==== PROVIDED DATA ====

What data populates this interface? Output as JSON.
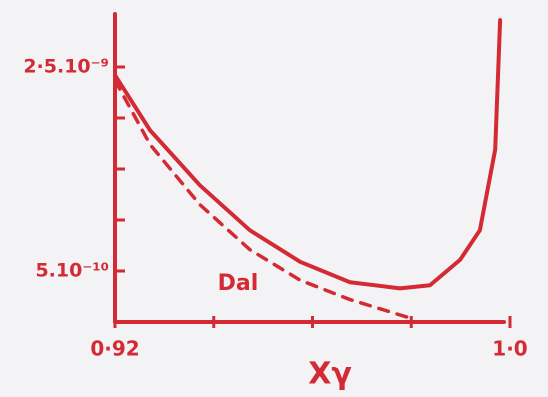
{
  "chart_data": {
    "type": "line",
    "x_label": "Xγ",
    "color": "#d42a33",
    "xlim": [
      0.92,
      1.0
    ],
    "xticks": [
      {
        "value": 0.92,
        "label": "0·92"
      },
      {
        "value": 0.94,
        "label": null
      },
      {
        "value": 0.96,
        "label": null
      },
      {
        "value": 0.98,
        "label": null
      },
      {
        "value": 1.0,
        "label": "1·0"
      }
    ],
    "ylim": [
      0,
      3e-09
    ],
    "yticks": [
      {
        "value": 5e-10,
        "label": "5.10⁻¹⁰"
      },
      {
        "value": 1e-09,
        "label": null
      },
      {
        "value": 1.5e-09,
        "label": null
      },
      {
        "value": 2e-09,
        "label": null
      },
      {
        "value": 2.5e-09,
        "label": "2·5.10⁻⁹"
      }
    ],
    "series": [
      {
        "style": "solid",
        "x": [
          0.92,
          0.9271,
          0.9372,
          0.9473,
          0.9575,
          0.9676,
          0.9777,
          0.9838,
          0.9899,
          0.9939,
          0.997,
          0.998
        ],
        "values": [
          2.42e-09,
          1.88e-09,
          1.34e-09,
          9e-10,
          5.9e-10,
          3.9e-10,
          3.3e-10,
          3.6e-10,
          6.1e-10,
          9e-10,
          1.69e-09,
          2.96e-09
        ]
      },
      {
        "name": "Dal",
        "style": "dashed",
        "x": [
          0.92,
          0.9271,
          0.9372,
          0.9473,
          0.9575,
          0.9676,
          0.9797
        ],
        "values": [
          2.37e-09,
          1.74e-09,
          1.15e-09,
          7.1e-10,
          4.1e-10,
          2.2e-10,
          4e-11
        ]
      }
    ]
  }
}
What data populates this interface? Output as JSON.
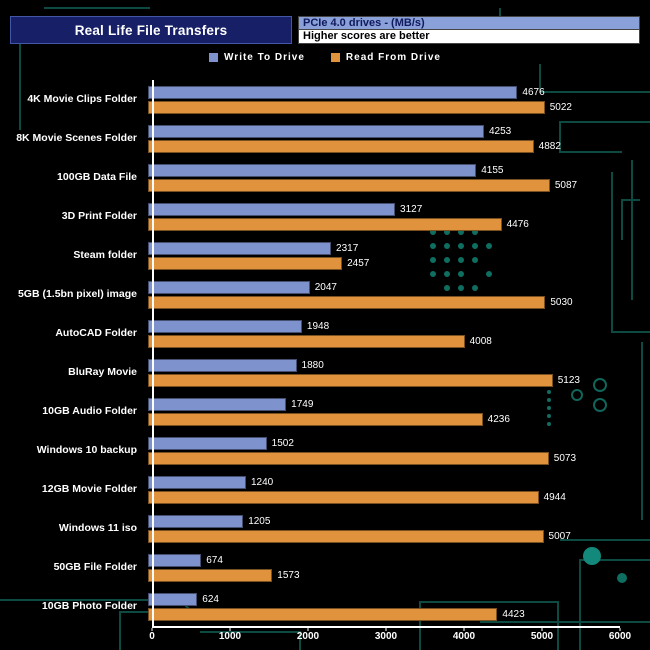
{
  "header": {
    "title": "Real Life File Transfers",
    "info_line1": "PCIe 4.0 drives - (MB/s)",
    "info_line2": "Higher scores are better"
  },
  "legend": [
    {
      "label": "Write To  Drive"
    },
    {
      "label": "Read From  Drive"
    }
  ],
  "chart_data": {
    "type": "bar",
    "orientation": "horizontal",
    "title": "Real Life File Transfers",
    "subtitle": "PCIe 4.0 drives - (MB/s)",
    "note": "Higher scores are better",
    "categories": [
      "4K Movie Clips Folder",
      "8K Movie Scenes Folder",
      "100GB Data File",
      "3D Print Folder",
      "Steam folder",
      "5GB (1.5bn pixel) image",
      "AutoCAD Folder",
      "BluRay Movie",
      "10GB Audio Folder",
      "Windows 10 backup",
      "12GB Movie Folder",
      "Windows 11 iso",
      "50GB File Folder",
      "10GB Photo Folder"
    ],
    "series": [
      {
        "name": "Write To Drive",
        "color": "#7e93cd",
        "values": [
          4676,
          4253,
          4155,
          3127,
          2317,
          2047,
          1948,
          1880,
          1749,
          1502,
          1240,
          1205,
          674,
          624
        ]
      },
      {
        "name": "Read From Drive",
        "color": "#e0923d",
        "values": [
          5022,
          4882,
          5087,
          4476,
          2457,
          5030,
          4008,
          5123,
          4236,
          5073,
          4944,
          5007,
          1573,
          4423
        ]
      }
    ],
    "xlabel": "",
    "ylabel": "",
    "xlim": [
      0,
      6000
    ],
    "xticks": [
      0,
      1000,
      2000,
      3000,
      4000,
      5000,
      6000
    ],
    "grid": false,
    "legend_position": "top",
    "background": "#000000",
    "axis_color": "#ffffff"
  }
}
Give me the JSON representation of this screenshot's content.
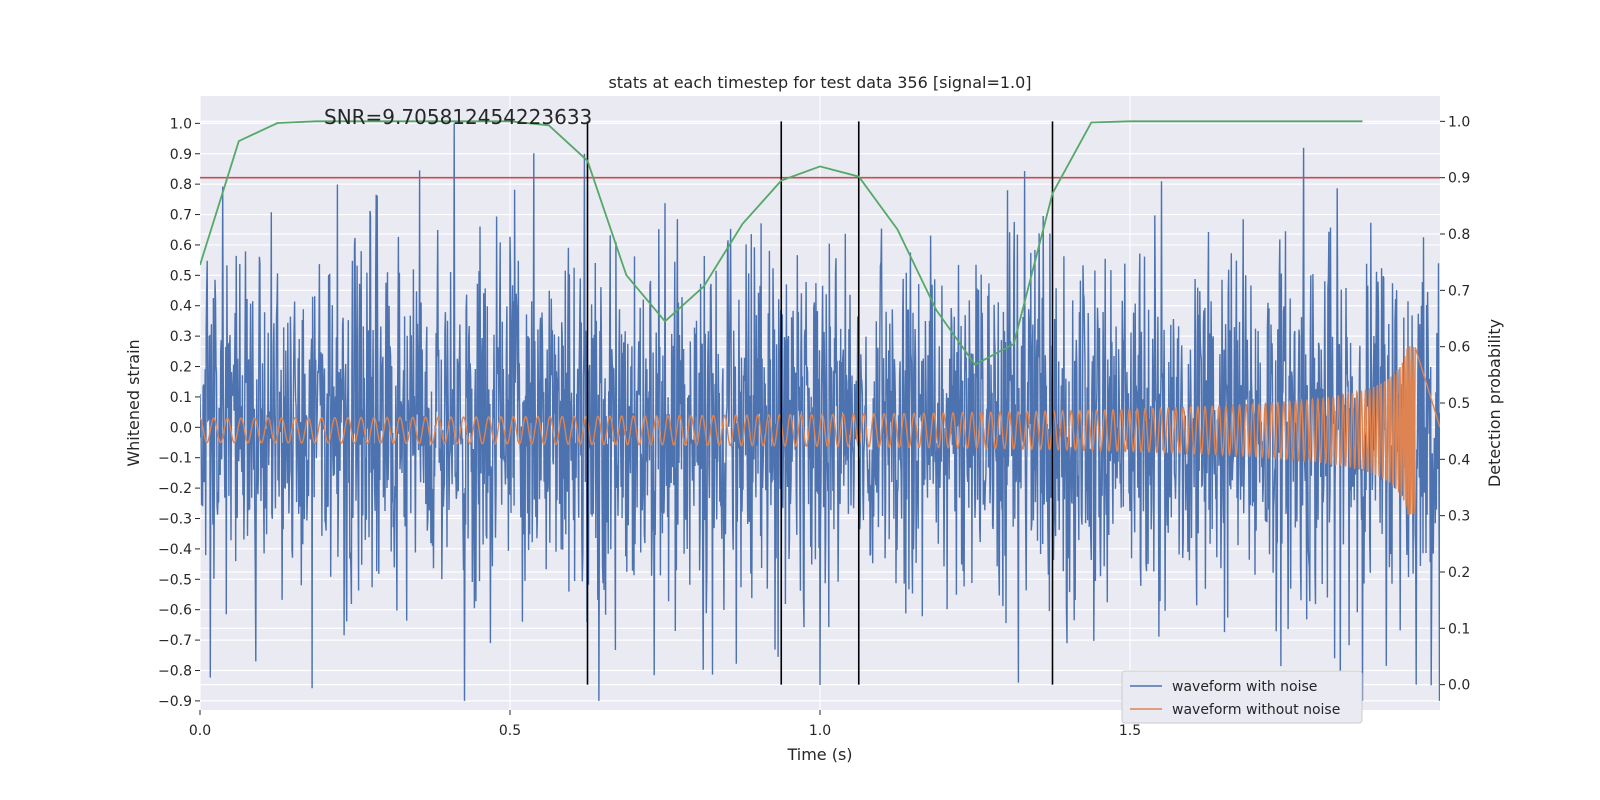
{
  "chart_data": {
    "type": "line",
    "title": "stats at each timestep for test data 356 [signal=1.0]",
    "xlabel": "Time (s)",
    "ylabel": "Whitened strain",
    "y2label": "Detection probability",
    "annotation": "SNR=9.705812454223633",
    "xlim": [
      0,
      2.0
    ],
    "ylim": [
      -0.93,
      1.09
    ],
    "y2lim": [
      -0.045,
      1.045
    ],
    "xticks": [
      0.0,
      0.5,
      1.0,
      1.5
    ],
    "xtick_labels": [
      "0.0",
      "0.5",
      "1.0",
      "1.5"
    ],
    "yticks": [
      1.0,
      0.9,
      0.8,
      0.7,
      0.6,
      0.5,
      0.4,
      0.3,
      0.2,
      0.1,
      0.0,
      -0.1,
      -0.2,
      -0.3,
      -0.4,
      -0.5,
      -0.6,
      -0.7,
      -0.8,
      -0.9
    ],
    "ytick_labels": [
      "1.0",
      "0.9",
      "0.8",
      "0.7",
      "0.6",
      "0.5",
      "0.4",
      "0.3",
      "0.2",
      "0.1",
      "0.0",
      "−0.1",
      "−0.2",
      "−0.3",
      "−0.4",
      "−0.5",
      "−0.6",
      "−0.7",
      "−0.8",
      "−0.9"
    ],
    "y2ticks": [
      1.0,
      0.9,
      0.8,
      0.7,
      0.6,
      0.5,
      0.4,
      0.3,
      0.2,
      0.1,
      0.0
    ],
    "y2tick_labels": [
      "1.0",
      "0.9",
      "0.8",
      "0.7",
      "0.6",
      "0.5",
      "0.4",
      "0.3",
      "0.2",
      "0.1",
      "0.0"
    ],
    "grid": true,
    "legend_position": "lower-right",
    "series": [
      {
        "name": "waveform with noise",
        "axis": "left",
        "color": "#4c72b0",
        "kind": "gaussian-noise",
        "x_range": [
          0,
          2.0
        ],
        "std": 0.3,
        "peaks": [
          [
            0.41,
            1.0
          ],
          [
            0.62,
            0.9
          ],
          [
            1.78,
            0.92
          ],
          [
            0.09,
            -0.77
          ],
          [
            1.32,
            -0.84
          ],
          [
            1.83,
            -0.76
          ]
        ]
      },
      {
        "name": "waveform without noise",
        "axis": "left",
        "color": "#dd8452",
        "kind": "chirp",
        "x_range": [
          0,
          1.96
        ],
        "amplitude_start": 0.04,
        "amplitude_end": 0.33,
        "frequency_start_hz": 45,
        "merger_time": 1.96
      },
      {
        "name": "",
        "axis": "right",
        "color": "#55a868",
        "x": [
          0.0,
          0.0625,
          0.125,
          0.1875,
          0.25,
          0.3125,
          0.375,
          0.4375,
          0.5,
          0.5625,
          0.625,
          0.6875,
          0.75,
          0.8125,
          0.875,
          0.9375,
          1.0,
          1.0625,
          1.125,
          1.1875,
          1.25,
          1.3125,
          1.375,
          1.4375,
          1.5,
          1.5625,
          1.625,
          1.6875,
          1.75,
          1.8125,
          1.875
        ],
        "y": [
          0.745,
          0.965,
          0.997,
          1.0,
          1.0,
          1.0,
          1.0,
          1.0,
          1.0,
          0.993,
          0.93,
          0.727,
          0.645,
          0.707,
          0.818,
          0.895,
          0.92,
          0.902,
          0.808,
          0.665,
          0.568,
          0.605,
          0.872,
          0.998,
          1.0,
          1.0,
          1.0,
          1.0,
          1.0,
          1.0,
          1.0
        ]
      }
    ],
    "threshold_y2": 0.9,
    "threshold_color": "#c44e52",
    "vlines": [
      0.625,
      0.9375,
      1.0625,
      1.375
    ],
    "vline_y2_range": [
      0.0,
      1.0
    ],
    "vline_color": "#000000"
  }
}
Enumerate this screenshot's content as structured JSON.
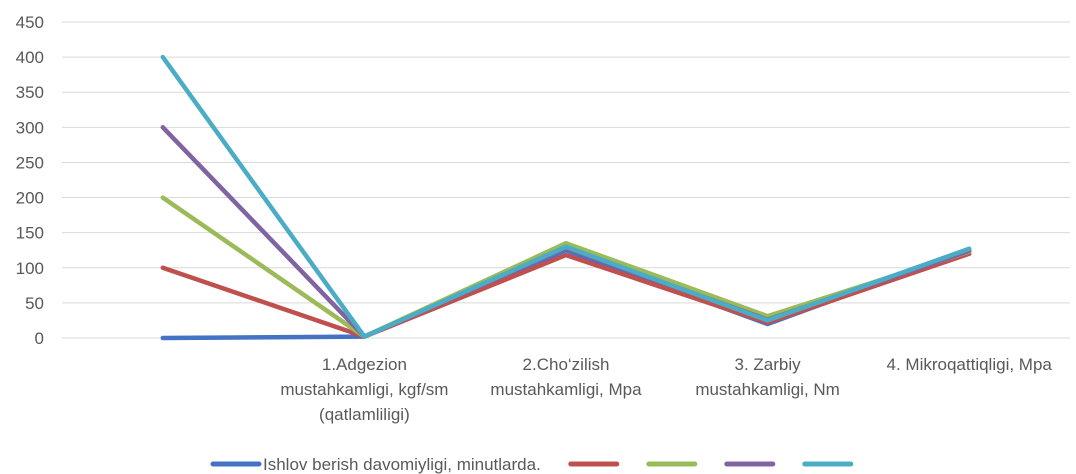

====

WHAT THIS TASK INVOLVES - In the copy, include all records verbatim but no images.

WRITTEN SOLUTION -
What data populates this interface? Output as JSON.
{
  "chart_data": {
    "type": "line",
    "x_label": "Xγ",
    "color": "#d42a33",
    "xlim": [
      0.92,
      1.0
    ],
    "xticks": [
      {
        "value": 0.92,
        "label": "0·92"
      },
      {
        "value": 0.94,
        "label": null
      },
      {
        "value": 0.96,
        "label": null
      },
      {
        "value": 0.98,
        "label": null
      },
      {
        "value": 1.0,
        "label": "1·0"
      }
    ],
    "ylim": [
      0,
      3e-09
    ],
    "yticks": [
      {
        "value": 5e-10,
        "label": "5.10⁻¹⁰"
      },
      {
        "value": 1e-09,
        "label": null
      },
      {
        "value": 1.5e-09,
        "label": null
      },
      {
        "value": 2e-09,
        "label": null
      },
      {
        "value": 2.5e-09,
        "label": "2·5.10⁻⁹"
      }
    ],
    "series": [
      {
        "style": "solid",
        "x": [
          0.92,
          0.9271,
          0.9372,
          0.9473,
          0.9575,
          0.9676,
          0.9777,
          0.9838,
          0.9899,
          0.9939,
          0.997,
          0.998
        ],
        "values": [
          2.42e-09,
          1.88e-09,
          1.34e-09,
          9e-10,
          5.9e-10,
          3.9e-10,
          3.3e-10,
          3.6e-10,
          6.1e-10,
          9e-10,
          1.69e-09,
          2.96e-09
        ]
      },
      {
        "name": "Dal",
        "style": "dashed",
        "x": [
          0.92,
          0.9271,
          0.9372,
          0.9473,
          0.9575,
          0.9676,
          0.9797
        ],
        "values": [
          2.37e-09,
          1.74e-09,
          1.15e-09,
          7.1e-10,
          4.1e-10,
          2.2e-10,
          4e-11
        ]
      }
    ]
  }
}
What data populates this interface? Output as JSON.
{
  "header": {
    "title": "Real Life File Transfers",
    "info_line1": "PCIe 4.0 drives - (MB/s)",
    "info_line2": "Higher scores are better"
  },
  "legend": [
    {
      "label": "Write To  Drive"
    },
    {
      "label": "Read From  Drive"
    }
  ],
  "chart_data": {
    "type": "bar",
    "orientation": "horizontal",
    "title": "Real Life File Transfers",
    "subtitle": "PCIe 4.0 drives - (MB/s)",
    "note": "Higher scores are better",
    "categories": [
      "4K Movie Clips Folder",
      "8K Movie Scenes Folder",
      "100GB Data File",
      "3D Print Folder",
      "Steam folder",
      "5GB (1.5bn pixel) image",
      "AutoCAD Folder",
      "BluRay Movie",
      "10GB Audio Folder",
      "Windows 10 backup",
      "12GB Movie Folder",
      "Windows 11 iso",
      "50GB File Folder",
      "10GB Photo Folder"
    ],
    "series": [
      {
        "name": "Write To Drive",
        "color": "#7e93cd",
        "values": [
          4676,
          4253,
          4155,
          3127,
          2317,
          2047,
          1948,
          1880,
          1749,
          1502,
          1240,
          1205,
          674,
          624
        ]
      },
      {
        "name": "Read From Drive",
        "color": "#e0923d",
        "values": [
          5022,
          4882,
          5087,
          4476,
          2457,
          5030,
          4008,
          5123,
          4236,
          5073,
          4944,
          5007,
          1573,
          4423
        ]
      }
    ],
    "xlabel": "",
    "ylabel": "",
    "xlim": [
      0,
      6000
    ],
    "xticks": [
      0,
      1000,
      2000,
      3000,
      4000,
      5000,
      6000
    ],
    "grid": false,
    "legend_position": "top",
    "background": "#000000",
    "axis_color": "#ffffff"
  }
}
Give me the JSON representation of this screenshot's content.
{
  "chart_data": {
    "type": "line",
    "title": "stats at each timestep for test data 356 [signal=1.0]",
    "xlabel": "Time (s)",
    "ylabel": "Whitened strain",
    "y2label": "Detection probability",
    "annotation": "SNR=9.705812454223633",
    "xlim": [
      0,
      2.0
    ],
    "ylim": [
      -0.93,
      1.09
    ],
    "y2lim": [
      -0.045,
      1.045
    ],
    "xticks": [
      0.0,
      0.5,
      1.0,
      1.5
    ],
    "xtick_labels": [
      "0.0",
      "0.5",
      "1.0",
      "1.5"
    ],
    "yticks": [
      1.0,
      0.9,
      0.8,
      0.7,
      0.6,
      0.5,
      0.4,
      0.3,
      0.2,
      0.1,
      0.0,
      -0.1,
      -0.2,
      -0.3,
      -0.4,
      -0.5,
      -0.6,
      -0.7,
      -0.8,
      -0.9
    ],
    "ytick_labels": [
      "1.0",
      "0.9",
      "0.8",
      "0.7",
      "0.6",
      "0.5",
      "0.4",
      "0.3",
      "0.2",
      "0.1",
      "0.0",
      "−0.1",
      "−0.2",
      "−0.3",
      "−0.4",
      "−0.5",
      "−0.6",
      "−0.7",
      "−0.8",
      "−0.9"
    ],
    "y2ticks": [
      1.0,
      0.9,
      0.8,
      0.7,
      0.6,
      0.5,
      0.4,
      0.3,
      0.2,
      0.1,
      0.0
    ],
    "y2tick_labels": [
      "1.0",
      "0.9",
      "0.8",
      "0.7",
      "0.6",
      "0.5",
      "0.4",
      "0.3",
      "0.2",
      "0.1",
      "0.0"
    ],
    "grid": true,
    "legend_position": "lower-right",
    "series": [
      {
        "name": "waveform with noise",
        "axis": "left",
        "color": "#4c72b0",
        "kind": "gaussian-noise",
        "x_range": [
          0,
          2.0
        ],
        "std": 0.3,
        "peaks": [
          [
            0.41,
            1.0
          ],
          [
            0.62,
            0.9
          ],
          [
            1.78,
            0.92
          ],
          [
            0.09,
            -0.77
          ],
          [
            1.32,
            -0.84
          ],
          [
            1.83,
            -0.76
          ]
        ]
      },
      {
        "name": "waveform without noise",
        "axis": "left",
        "color": "#dd8452",
        "kind": "chirp",
        "x_range": [
          0,
          1.96
        ],
        "amplitude_start": 0.04,
        "amplitude_end": 0.33,
        "frequency_start_hz": 45,
        "merger_time": 1.96
      },
      {
        "name": "",
        "axis": "right",
        "color": "#55a868",
        "x": [
          0.0,
          0.0625,
          0.125,
          0.1875,
          0.25,
          0.3125,
          0.375,
          0.4375,
          0.5,
          0.5625,
          0.625,
          0.6875,
          0.75,
          0.8125,
          0.875,
          0.9375,
          1.0,
          1.0625,
          1.125,
          1.1875,
          1.25,
          1.3125,
          1.375,
          1.4375,
          1.5,
          1.5625,
          1.625,
          1.6875,
          1.75,
          1.8125,
          1.875
        ],
        "y": [
          0.745,
          0.965,
          0.997,
          1.0,
          1.0,
          1.0,
          1.0,
          1.0,
          1.0,
          0.993,
          0.93,
          0.727,
          0.645,
          0.707,
          0.818,
          0.895,
          0.92,
          0.902,
          0.808,
          0.665,
          0.568,
          0.605,
          0.872,
          0.998,
          1.0,
          1.0,
          1.0,
          1.0,
          1.0,
          1.0,
          1.0
        ]
      }
    ],
    "threshold_y2": 0.9,
    "threshold_color": "#c44e52",
    "vlines": [
      0.625,
      0.9375,
      1.0625,
      1.375
    ],
    "vline_y2_range": [
      0.0,
      1.0
    ],
    "vline_color": "#000000"
  }
}
Enumerate this screenshot's content as structured JSON.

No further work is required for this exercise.